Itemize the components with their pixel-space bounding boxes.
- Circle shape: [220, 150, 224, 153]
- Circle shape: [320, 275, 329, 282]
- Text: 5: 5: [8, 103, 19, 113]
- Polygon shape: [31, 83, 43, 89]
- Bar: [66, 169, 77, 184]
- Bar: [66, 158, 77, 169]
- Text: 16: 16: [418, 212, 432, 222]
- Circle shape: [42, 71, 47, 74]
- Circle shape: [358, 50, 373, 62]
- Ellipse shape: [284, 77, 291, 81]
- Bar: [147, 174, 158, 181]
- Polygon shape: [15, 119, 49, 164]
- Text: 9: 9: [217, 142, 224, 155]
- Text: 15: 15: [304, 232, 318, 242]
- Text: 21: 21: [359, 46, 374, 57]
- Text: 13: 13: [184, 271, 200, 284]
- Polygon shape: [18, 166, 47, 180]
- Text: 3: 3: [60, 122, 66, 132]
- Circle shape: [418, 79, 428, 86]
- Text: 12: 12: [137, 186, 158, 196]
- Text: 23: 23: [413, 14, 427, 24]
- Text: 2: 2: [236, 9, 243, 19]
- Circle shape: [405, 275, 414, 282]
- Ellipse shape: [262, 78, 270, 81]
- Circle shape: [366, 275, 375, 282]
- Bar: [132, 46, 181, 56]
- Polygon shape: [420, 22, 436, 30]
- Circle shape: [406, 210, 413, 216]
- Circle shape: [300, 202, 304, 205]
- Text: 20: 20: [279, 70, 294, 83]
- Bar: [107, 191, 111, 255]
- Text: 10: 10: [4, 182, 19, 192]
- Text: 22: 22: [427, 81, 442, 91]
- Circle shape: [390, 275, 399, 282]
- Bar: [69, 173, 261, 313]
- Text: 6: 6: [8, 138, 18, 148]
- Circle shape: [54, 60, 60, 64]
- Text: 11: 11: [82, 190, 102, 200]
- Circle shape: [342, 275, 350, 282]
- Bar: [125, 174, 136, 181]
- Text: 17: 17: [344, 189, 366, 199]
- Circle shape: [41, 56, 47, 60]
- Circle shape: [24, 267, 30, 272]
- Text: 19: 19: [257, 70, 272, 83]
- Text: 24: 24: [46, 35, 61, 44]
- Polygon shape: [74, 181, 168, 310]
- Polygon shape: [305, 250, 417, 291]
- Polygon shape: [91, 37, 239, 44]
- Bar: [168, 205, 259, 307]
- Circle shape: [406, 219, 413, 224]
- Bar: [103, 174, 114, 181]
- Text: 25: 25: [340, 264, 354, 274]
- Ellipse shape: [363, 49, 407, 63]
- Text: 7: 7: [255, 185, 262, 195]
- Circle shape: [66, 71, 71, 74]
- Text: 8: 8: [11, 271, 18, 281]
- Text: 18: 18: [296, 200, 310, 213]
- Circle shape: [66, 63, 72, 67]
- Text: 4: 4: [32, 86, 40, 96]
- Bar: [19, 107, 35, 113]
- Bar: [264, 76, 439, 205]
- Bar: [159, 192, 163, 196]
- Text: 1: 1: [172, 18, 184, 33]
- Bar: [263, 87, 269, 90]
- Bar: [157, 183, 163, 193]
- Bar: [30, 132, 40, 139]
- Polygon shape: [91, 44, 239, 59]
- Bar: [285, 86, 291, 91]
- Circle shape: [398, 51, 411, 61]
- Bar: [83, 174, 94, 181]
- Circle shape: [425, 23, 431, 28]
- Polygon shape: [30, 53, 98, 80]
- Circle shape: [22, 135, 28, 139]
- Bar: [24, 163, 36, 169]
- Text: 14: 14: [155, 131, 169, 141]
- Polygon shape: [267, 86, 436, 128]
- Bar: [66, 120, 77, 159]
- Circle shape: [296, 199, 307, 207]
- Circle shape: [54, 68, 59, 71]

§ Opdracht
Bewerk het materiaal hierboven door overal "Circle shape" te vervangen door "Round shape". Geef het geheel opnieuw weer en laat al het overige ongewijzigd.

§ Uitvoer
Itemize the components with their pixel-space bounding boxes.
- Round shape: [220, 150, 224, 153]
- Round shape: [320, 275, 329, 282]
- Text: 5: 5: [8, 103, 19, 113]
- Polygon shape: [31, 83, 43, 89]
- Bar: [66, 169, 77, 184]
- Bar: [66, 158, 77, 169]
- Text: 16: 16: [418, 212, 432, 222]
- Round shape: [42, 71, 47, 74]
- Round shape: [358, 50, 373, 62]
- Ellipse shape: [284, 77, 291, 81]
- Bar: [147, 174, 158, 181]
- Polygon shape: [15, 119, 49, 164]
- Text: 9: 9: [217, 142, 224, 155]
- Text: 15: 15: [304, 232, 318, 242]
- Text: 21: 21: [359, 46, 374, 57]
- Text: 13: 13: [184, 271, 200, 284]
- Polygon shape: [18, 166, 47, 180]
- Text: 3: 3: [60, 122, 66, 132]
- Round shape: [418, 79, 428, 86]
- Text: 12: 12: [137, 186, 158, 196]
- Text: 23: 23: [413, 14, 427, 24]
- Text: 2: 2: [236, 9, 243, 19]
- Round shape: [405, 275, 414, 282]
- Ellipse shape: [262, 78, 270, 81]
- Round shape: [366, 275, 375, 282]
- Bar: [132, 46, 181, 56]
- Polygon shape: [420, 22, 436, 30]
- Round shape: [406, 210, 413, 216]
- Round shape: [300, 202, 304, 205]
- Text: 20: 20: [279, 70, 294, 83]
- Bar: [107, 191, 111, 255]
- Text: 10: 10: [4, 182, 19, 192]
- Text: 22: 22: [427, 81, 442, 91]
- Round shape: [390, 275, 399, 282]
- Bar: [69, 173, 261, 313]
- Text: 6: 6: [8, 138, 18, 148]
- Round shape: [54, 60, 60, 64]
- Text: 11: 11: [82, 190, 102, 200]
- Round shape: [342, 275, 350, 282]
- Bar: [125, 174, 136, 181]
- Text: 17: 17: [344, 189, 366, 199]
- Round shape: [41, 56, 47, 60]
- Round shape: [24, 267, 30, 272]
- Text: 19: 19: [257, 70, 272, 83]
- Text: 24: 24: [46, 35, 61, 44]
- Polygon shape: [74, 181, 168, 310]
- Polygon shape: [305, 250, 417, 291]
- Polygon shape: [91, 37, 239, 44]
- Bar: [168, 205, 259, 307]
- Round shape: [406, 219, 413, 224]
- Bar: [103, 174, 114, 181]
- Text: 25: 25: [340, 264, 354, 274]
- Ellipse shape: [363, 49, 407, 63]
- Text: 7: 7: [255, 185, 262, 195]
- Round shape: [66, 71, 71, 74]
- Text: 8: 8: [11, 271, 18, 281]
- Text: 18: 18: [296, 200, 310, 213]
- Round shape: [66, 63, 72, 67]
- Text: 4: 4: [32, 86, 40, 96]
- Bar: [19, 107, 35, 113]
- Bar: [264, 76, 439, 205]
- Bar: [159, 192, 163, 196]
- Text: 1: 1: [172, 18, 184, 33]
- Bar: [263, 87, 269, 90]
- Bar: [157, 183, 163, 193]
- Bar: [30, 132, 40, 139]
- Polygon shape: [91, 44, 239, 59]
- Bar: [285, 86, 291, 91]
- Round shape: [398, 51, 411, 61]
- Bar: [83, 174, 94, 181]
- Round shape: [425, 23, 431, 28]
- Polygon shape: [30, 53, 98, 80]
- Round shape: [22, 135, 28, 139]
- Bar: [24, 163, 36, 169]
- Text: 14: 14: [155, 131, 169, 141]
- Polygon shape: [267, 86, 436, 128]
- Bar: [66, 120, 77, 159]
- Round shape: [296, 199, 307, 207]
- Round shape: [54, 68, 59, 71]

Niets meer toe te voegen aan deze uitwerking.